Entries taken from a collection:
>> START

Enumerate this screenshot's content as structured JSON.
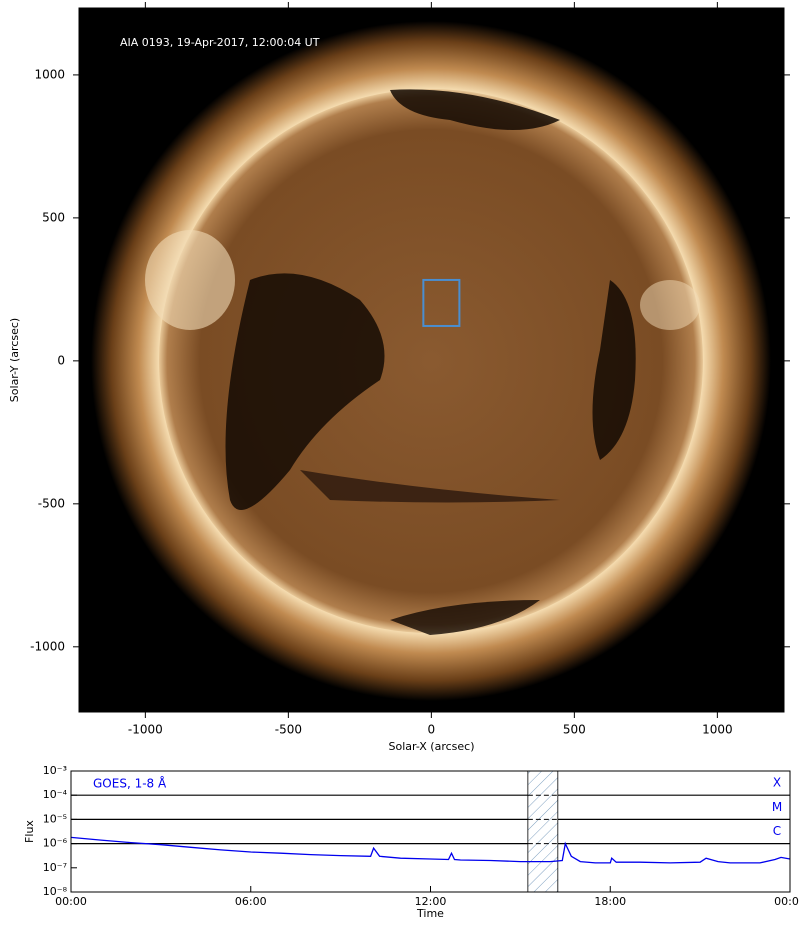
{
  "chart_data": [
    {
      "type": "image",
      "annotation": "AIA 0193, 19-Apr-2017, 12:00:04 UT",
      "xlabel": "Solar-X (arcsec)",
      "ylabel": "Solar-Y (arcsec)",
      "xlim": [
        -1232,
        1233
      ],
      "ylim": [
        -1228,
        1234
      ],
      "xticks": [
        -1000,
        -500,
        0,
        500,
        1000
      ],
      "yticks": [
        -1000,
        -500,
        0,
        500,
        1000
      ],
      "box": {
        "xlim": [
          -28,
          98
        ],
        "ylim": [
          122,
          283
        ],
        "color": "#4a8ed0"
      }
    },
    {
      "type": "line",
      "annotation": "GOES, 1-8 Å",
      "xlabel": "Time",
      "ylabel": "Flux",
      "log_y": true,
      "xlim": [
        0,
        24
      ],
      "ylim": [
        1e-08,
        0.001
      ],
      "xticks": [
        {
          "value": 0,
          "label": "00:00"
        },
        {
          "value": 6,
          "label": "06:00"
        },
        {
          "value": 12,
          "label": "12:00"
        },
        {
          "value": 18,
          "label": "18:00"
        },
        {
          "value": 24,
          "label": "00:00"
        }
      ],
      "yticks": [
        {
          "value": 1e-08,
          "label": "10⁻⁸"
        },
        {
          "value": 1e-07,
          "label": "10⁻⁷"
        },
        {
          "value": 1e-06,
          "label": "10⁻⁶"
        },
        {
          "value": 1e-05,
          "label": "10⁻⁵"
        },
        {
          "value": 0.0001,
          "label": "10⁻⁴"
        },
        {
          "value": 0.001,
          "label": "10⁻³"
        }
      ],
      "levels": [
        {
          "value": 0.0001,
          "label": "X"
        },
        {
          "value": 1e-05,
          "label": "M"
        },
        {
          "value": 1e-06,
          "label": "C"
        }
      ],
      "span": [
        15.25,
        16.25
      ],
      "color": "#0000ee",
      "x": [
        0,
        1,
        2,
        3,
        4,
        5,
        6,
        7,
        8,
        9,
        10,
        10.1,
        10.3,
        11,
        12,
        12.6,
        12.7,
        12.8,
        13,
        14,
        15,
        16,
        16.4,
        16.5,
        16.7,
        17,
        17.5,
        18,
        18.05,
        18.2,
        19,
        20,
        21,
        21.2,
        21.6,
        22,
        23,
        23.5,
        23.7,
        24
      ],
      "values": [
        1.8e-06,
        1.4e-06,
        1.1e-06,
        9e-07,
        7e-07,
        5.5e-07,
        4.5e-07,
        4e-07,
        3.5e-07,
        3.2e-07,
        3e-07,
        6.5e-07,
        3e-07,
        2.5e-07,
        2.3e-07,
        2.2e-07,
        4e-07,
        2.2e-07,
        2.1e-07,
        2e-07,
        1.8e-07,
        1.8e-07,
        2e-07,
        1e-06,
        3e-07,
        1.8e-07,
        1.6e-07,
        1.6e-07,
        2.5e-07,
        1.7e-07,
        1.7e-07,
        1.6e-07,
        1.7e-07,
        2.5e-07,
        1.8e-07,
        1.6e-07,
        1.6e-07,
        2.2e-07,
        2.7e-07,
        2.3e-07
      ]
    }
  ]
}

>> END

*WHAT YOU NEED TO DO:*
From the records above, pull out every line containing the word "annotation".

*TASK ANSWER:*
      "annotation": "AIA 0193, 19-Apr-2017, 12:00:04 UT",
      "annotation": "GOES, 1-8 Å",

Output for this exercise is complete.